## PROBLEM
Could you quote, exactly as they stand, the lines running from the one with "Give me the" to the final line of the material?

# START OF EXCERPTED RECORDS

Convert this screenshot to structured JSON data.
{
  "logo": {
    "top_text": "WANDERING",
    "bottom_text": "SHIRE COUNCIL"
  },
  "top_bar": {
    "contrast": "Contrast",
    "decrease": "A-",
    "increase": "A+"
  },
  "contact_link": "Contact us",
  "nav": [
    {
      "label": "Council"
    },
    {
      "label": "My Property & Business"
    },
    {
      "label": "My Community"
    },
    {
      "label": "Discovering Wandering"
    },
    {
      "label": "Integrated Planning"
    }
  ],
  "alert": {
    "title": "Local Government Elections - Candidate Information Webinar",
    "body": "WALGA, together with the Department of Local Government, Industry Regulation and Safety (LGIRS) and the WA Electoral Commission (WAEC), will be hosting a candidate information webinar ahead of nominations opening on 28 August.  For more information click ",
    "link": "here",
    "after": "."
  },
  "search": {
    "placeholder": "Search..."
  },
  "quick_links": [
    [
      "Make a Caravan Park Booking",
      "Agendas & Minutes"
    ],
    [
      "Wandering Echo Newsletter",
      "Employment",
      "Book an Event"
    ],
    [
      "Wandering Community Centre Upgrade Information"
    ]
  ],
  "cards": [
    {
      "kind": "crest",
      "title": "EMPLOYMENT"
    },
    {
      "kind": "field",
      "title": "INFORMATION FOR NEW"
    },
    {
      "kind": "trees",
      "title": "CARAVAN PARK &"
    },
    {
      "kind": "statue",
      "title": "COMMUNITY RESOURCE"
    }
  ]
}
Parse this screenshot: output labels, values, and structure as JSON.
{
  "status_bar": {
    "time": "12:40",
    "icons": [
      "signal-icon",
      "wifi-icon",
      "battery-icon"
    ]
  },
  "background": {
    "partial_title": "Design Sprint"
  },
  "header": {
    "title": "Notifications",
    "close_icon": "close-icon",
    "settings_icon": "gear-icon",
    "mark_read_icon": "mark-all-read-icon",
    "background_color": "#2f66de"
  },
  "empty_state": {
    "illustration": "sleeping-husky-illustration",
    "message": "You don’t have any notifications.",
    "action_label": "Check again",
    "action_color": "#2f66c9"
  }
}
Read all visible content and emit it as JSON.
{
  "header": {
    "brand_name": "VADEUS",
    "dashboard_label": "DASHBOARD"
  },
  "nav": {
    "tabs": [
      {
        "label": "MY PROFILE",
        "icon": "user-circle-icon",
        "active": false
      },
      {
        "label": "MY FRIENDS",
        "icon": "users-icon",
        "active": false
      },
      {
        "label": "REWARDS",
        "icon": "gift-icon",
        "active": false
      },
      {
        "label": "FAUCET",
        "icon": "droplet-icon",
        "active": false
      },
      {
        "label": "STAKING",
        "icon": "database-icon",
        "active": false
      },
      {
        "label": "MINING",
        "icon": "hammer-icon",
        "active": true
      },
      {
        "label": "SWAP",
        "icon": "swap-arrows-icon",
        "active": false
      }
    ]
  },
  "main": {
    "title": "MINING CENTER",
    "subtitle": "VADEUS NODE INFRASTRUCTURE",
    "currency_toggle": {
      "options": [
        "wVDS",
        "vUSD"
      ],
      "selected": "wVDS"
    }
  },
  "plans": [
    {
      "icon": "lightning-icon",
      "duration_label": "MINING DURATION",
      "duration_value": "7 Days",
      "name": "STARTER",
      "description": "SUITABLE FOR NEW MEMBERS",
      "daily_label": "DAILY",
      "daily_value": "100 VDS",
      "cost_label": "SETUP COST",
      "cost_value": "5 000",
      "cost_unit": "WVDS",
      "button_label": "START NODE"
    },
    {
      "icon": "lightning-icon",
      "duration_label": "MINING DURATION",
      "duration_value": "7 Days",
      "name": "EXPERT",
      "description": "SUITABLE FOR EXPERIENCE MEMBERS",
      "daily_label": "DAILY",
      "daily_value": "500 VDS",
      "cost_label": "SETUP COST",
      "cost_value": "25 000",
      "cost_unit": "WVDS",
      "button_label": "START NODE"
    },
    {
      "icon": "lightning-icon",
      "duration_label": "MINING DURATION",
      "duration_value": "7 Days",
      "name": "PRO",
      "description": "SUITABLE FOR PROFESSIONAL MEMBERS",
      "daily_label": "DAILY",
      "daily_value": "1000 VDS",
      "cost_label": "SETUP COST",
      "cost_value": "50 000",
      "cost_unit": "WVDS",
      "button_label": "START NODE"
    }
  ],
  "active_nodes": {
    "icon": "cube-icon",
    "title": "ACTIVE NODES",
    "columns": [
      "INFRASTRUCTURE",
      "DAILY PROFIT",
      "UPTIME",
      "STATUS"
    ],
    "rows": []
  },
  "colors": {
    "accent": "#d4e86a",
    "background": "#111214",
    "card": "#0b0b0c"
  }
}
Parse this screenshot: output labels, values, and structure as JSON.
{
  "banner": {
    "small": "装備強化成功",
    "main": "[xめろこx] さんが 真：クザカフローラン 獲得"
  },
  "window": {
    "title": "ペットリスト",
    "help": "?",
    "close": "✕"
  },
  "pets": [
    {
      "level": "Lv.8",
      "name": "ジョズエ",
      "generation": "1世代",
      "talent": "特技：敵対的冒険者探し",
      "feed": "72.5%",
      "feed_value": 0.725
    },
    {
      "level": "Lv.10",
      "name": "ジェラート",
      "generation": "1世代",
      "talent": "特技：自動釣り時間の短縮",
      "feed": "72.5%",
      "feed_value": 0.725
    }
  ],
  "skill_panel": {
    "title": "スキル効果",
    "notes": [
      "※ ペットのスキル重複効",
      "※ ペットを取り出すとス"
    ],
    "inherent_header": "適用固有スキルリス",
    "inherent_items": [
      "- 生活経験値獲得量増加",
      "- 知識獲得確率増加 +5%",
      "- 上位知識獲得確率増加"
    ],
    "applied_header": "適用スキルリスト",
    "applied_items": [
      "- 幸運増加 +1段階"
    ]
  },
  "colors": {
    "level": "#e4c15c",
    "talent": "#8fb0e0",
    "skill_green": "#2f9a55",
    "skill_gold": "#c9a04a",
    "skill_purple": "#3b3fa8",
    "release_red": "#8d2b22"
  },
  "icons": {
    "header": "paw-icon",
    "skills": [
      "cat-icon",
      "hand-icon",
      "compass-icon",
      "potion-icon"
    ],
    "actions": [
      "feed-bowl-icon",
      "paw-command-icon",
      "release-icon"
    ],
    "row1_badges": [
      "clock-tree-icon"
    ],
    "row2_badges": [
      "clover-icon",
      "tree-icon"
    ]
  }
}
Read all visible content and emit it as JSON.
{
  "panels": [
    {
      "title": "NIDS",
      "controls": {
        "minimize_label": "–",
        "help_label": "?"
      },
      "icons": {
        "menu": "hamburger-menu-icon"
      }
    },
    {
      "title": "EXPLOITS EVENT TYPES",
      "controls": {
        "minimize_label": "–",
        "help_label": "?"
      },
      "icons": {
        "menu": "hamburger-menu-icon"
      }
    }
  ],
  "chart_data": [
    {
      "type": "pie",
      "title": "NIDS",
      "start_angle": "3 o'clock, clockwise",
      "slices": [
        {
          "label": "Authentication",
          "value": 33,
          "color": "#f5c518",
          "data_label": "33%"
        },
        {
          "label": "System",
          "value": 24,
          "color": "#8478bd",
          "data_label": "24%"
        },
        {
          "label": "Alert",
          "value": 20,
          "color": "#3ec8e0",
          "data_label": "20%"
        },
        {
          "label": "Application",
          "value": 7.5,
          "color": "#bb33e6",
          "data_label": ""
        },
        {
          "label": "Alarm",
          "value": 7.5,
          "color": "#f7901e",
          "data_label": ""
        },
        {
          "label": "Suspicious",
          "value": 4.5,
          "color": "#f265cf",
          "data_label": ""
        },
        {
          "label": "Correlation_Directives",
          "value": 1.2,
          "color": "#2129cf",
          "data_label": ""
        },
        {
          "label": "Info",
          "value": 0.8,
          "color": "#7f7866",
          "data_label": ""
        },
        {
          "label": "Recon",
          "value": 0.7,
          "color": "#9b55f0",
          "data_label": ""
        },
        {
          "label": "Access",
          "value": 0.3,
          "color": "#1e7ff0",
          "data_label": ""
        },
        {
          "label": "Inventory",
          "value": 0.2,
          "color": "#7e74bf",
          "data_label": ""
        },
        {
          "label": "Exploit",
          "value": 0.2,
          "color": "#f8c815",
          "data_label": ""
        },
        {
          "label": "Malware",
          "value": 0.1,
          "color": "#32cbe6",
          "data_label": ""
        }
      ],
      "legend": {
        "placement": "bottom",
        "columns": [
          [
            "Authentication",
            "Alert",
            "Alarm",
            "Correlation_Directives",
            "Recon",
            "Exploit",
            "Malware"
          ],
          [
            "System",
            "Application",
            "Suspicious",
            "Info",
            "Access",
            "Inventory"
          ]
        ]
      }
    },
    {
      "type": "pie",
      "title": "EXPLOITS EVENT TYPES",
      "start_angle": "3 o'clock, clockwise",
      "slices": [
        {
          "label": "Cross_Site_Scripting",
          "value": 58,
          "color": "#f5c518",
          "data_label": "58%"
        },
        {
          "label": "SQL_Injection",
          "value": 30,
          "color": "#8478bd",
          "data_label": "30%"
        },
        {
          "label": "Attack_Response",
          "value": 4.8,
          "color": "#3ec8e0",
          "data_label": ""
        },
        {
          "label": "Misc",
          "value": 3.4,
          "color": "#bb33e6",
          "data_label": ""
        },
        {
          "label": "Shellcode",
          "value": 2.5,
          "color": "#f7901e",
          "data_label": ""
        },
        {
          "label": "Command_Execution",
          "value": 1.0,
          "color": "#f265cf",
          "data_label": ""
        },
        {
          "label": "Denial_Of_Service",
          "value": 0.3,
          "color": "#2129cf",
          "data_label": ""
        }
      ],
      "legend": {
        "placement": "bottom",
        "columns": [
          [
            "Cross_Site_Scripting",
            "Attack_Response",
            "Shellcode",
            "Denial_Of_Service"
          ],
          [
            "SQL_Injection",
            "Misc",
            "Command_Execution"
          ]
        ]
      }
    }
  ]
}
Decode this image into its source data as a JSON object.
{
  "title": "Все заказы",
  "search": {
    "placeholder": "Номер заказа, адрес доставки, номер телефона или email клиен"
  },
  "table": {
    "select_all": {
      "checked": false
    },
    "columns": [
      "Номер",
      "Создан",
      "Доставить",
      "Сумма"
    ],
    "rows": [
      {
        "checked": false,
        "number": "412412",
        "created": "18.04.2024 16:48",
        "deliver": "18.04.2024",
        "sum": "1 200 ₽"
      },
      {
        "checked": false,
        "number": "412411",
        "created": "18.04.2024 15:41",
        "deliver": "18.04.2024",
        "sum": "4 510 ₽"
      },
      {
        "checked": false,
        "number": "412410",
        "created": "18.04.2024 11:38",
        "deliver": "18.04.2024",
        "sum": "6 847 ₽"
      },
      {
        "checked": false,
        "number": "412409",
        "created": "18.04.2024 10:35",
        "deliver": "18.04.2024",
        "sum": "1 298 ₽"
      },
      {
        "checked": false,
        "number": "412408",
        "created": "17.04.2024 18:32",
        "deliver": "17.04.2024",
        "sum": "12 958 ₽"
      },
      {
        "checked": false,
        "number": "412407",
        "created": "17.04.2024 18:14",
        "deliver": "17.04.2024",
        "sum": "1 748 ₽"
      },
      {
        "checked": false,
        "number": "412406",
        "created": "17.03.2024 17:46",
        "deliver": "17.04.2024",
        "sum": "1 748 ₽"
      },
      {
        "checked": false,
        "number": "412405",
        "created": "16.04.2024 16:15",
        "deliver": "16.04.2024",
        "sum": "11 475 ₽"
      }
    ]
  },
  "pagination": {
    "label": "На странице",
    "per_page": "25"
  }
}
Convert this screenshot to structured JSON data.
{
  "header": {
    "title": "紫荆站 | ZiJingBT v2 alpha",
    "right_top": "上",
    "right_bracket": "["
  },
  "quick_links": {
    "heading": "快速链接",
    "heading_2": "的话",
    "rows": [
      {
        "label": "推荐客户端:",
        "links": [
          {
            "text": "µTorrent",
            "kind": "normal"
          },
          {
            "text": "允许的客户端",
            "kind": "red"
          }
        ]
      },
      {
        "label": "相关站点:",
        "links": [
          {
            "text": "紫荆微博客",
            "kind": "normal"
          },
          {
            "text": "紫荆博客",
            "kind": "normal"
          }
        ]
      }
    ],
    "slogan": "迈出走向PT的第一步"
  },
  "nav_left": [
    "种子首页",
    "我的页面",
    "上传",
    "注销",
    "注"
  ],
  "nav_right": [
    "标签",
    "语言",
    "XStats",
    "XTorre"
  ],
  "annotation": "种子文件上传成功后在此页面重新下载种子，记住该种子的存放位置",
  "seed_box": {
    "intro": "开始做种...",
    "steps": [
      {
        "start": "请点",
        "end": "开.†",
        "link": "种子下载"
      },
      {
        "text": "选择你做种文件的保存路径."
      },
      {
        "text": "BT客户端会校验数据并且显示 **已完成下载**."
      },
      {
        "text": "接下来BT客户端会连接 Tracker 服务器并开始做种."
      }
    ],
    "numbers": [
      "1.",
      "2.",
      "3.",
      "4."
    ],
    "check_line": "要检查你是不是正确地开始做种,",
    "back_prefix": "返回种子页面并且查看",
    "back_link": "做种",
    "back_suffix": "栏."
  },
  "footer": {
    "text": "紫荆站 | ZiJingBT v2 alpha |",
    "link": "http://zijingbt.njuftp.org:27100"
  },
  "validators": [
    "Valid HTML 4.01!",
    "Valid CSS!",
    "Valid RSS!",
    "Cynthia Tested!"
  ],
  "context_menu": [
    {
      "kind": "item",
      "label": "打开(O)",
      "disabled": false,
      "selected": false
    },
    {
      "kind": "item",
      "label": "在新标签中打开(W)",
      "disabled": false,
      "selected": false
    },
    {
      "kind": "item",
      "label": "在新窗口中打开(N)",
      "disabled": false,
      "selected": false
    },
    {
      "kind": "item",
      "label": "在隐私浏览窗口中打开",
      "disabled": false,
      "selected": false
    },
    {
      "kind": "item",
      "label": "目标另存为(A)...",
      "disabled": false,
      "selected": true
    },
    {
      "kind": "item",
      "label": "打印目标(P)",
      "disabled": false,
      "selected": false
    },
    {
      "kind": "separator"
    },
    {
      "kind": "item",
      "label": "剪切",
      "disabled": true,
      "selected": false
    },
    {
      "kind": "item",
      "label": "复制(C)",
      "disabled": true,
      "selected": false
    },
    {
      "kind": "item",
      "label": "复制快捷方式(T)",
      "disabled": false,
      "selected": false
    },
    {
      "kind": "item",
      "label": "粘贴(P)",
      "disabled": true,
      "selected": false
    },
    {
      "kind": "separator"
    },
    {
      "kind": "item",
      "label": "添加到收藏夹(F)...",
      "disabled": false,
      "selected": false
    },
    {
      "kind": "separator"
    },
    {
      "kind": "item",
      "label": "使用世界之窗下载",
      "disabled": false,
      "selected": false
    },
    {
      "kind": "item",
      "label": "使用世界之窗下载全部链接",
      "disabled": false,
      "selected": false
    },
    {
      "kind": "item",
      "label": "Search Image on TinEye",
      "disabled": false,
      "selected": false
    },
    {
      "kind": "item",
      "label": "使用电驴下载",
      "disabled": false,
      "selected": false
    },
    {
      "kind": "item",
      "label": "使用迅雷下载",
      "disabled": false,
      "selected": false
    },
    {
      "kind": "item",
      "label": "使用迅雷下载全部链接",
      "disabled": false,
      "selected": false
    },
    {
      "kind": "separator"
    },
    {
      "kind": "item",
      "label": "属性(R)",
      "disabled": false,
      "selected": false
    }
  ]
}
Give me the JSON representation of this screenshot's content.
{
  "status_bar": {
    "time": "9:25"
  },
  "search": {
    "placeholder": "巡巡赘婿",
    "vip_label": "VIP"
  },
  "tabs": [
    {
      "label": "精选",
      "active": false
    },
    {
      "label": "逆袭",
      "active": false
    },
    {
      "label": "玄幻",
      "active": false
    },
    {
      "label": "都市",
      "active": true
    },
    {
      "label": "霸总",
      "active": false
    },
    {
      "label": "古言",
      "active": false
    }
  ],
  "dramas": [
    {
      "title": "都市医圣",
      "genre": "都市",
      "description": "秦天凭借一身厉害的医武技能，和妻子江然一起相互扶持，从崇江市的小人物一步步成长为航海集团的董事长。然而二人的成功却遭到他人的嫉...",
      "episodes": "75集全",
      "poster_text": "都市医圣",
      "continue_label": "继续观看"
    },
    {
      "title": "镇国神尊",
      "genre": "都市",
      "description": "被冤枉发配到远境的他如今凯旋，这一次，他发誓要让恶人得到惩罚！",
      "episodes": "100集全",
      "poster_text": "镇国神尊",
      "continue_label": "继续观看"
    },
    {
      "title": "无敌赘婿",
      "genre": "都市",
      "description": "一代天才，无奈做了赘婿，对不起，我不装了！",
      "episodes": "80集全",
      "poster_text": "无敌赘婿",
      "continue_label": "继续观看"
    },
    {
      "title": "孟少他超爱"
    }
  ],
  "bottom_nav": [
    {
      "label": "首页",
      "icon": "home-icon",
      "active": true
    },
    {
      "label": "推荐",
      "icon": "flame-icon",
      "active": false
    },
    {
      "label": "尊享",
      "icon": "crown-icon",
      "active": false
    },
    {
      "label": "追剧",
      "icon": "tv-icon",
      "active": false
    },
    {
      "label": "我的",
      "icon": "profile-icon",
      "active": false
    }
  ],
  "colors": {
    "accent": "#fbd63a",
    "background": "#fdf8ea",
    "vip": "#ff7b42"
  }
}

# END OF EXCERPTED RECORDS

## TASK ANSWER
Give me the JSON representation of this screenshot's content.
{
  "status_bar": {
    "time": "9:25"
  },
  "search": {
    "placeholder": "巡巡赘婿",
    "vip_label": "VIP"
  },
  "tabs": [
    {
      "label": "精选",
      "active": false
    },
    {
      "label": "逆袭",
      "active": false
    },
    {
      "label": "玄幻",
      "active": false
    },
    {
      "label": "都市",
      "active": true
    },
    {
      "label": "霸总",
      "active": false
    },
    {
      "label": "古言",
      "active": false
    }
  ],
  "dramas": [
    {
      "title": "都市医圣",
      "genre": "都市",
      "description": "秦天凭借一身厉害的医武技能，和妻子江然一起相互扶持，从崇江市的小人物一步步成长为航海集团的董事长。然而二人的成功却遭到他人的嫉...",
      "episodes": "75集全",
      "poster_text": "都市医圣",
      "continue_label": "继续观看"
    },
    {
      "title": "镇国神尊",
      "genre": "都市",
      "description": "被冤枉发配到远境的他如今凯旋，这一次，他发誓要让恶人得到惩罚！",
      "episodes": "100集全",
      "poster_text": "镇国神尊",
      "continue_label": "继续观看"
    },
    {
      "title": "无敌赘婿",
      "genre": "都市",
      "description": "一代天才，无奈做了赘婿，对不起，我不装了！",
      "episodes": "80集全",
      "poster_text": "无敌赘婿",
      "continue_label": "继续观看"
    },
    {
      "title": "孟少他超爱"
    }
  ],
  "bottom_nav": [
    {
      "label": "首页",
      "icon": "home-icon",
      "active": true
    },
    {
      "label": "推荐",
      "icon": "flame-icon",
      "active": false
    },
    {
      "label": "尊享",
      "icon": "crown-icon",
      "active": false
    },
    {
      "label": "追剧",
      "icon": "tv-icon",
      "active": false
    },
    {
      "label": "我的",
      "icon": "profile-icon",
      "active": false
    }
  ],
  "colors": {
    "accent": "#fbd63a",
    "background": "#fdf8ea",
    "vip": "#ff7b42"
  }
}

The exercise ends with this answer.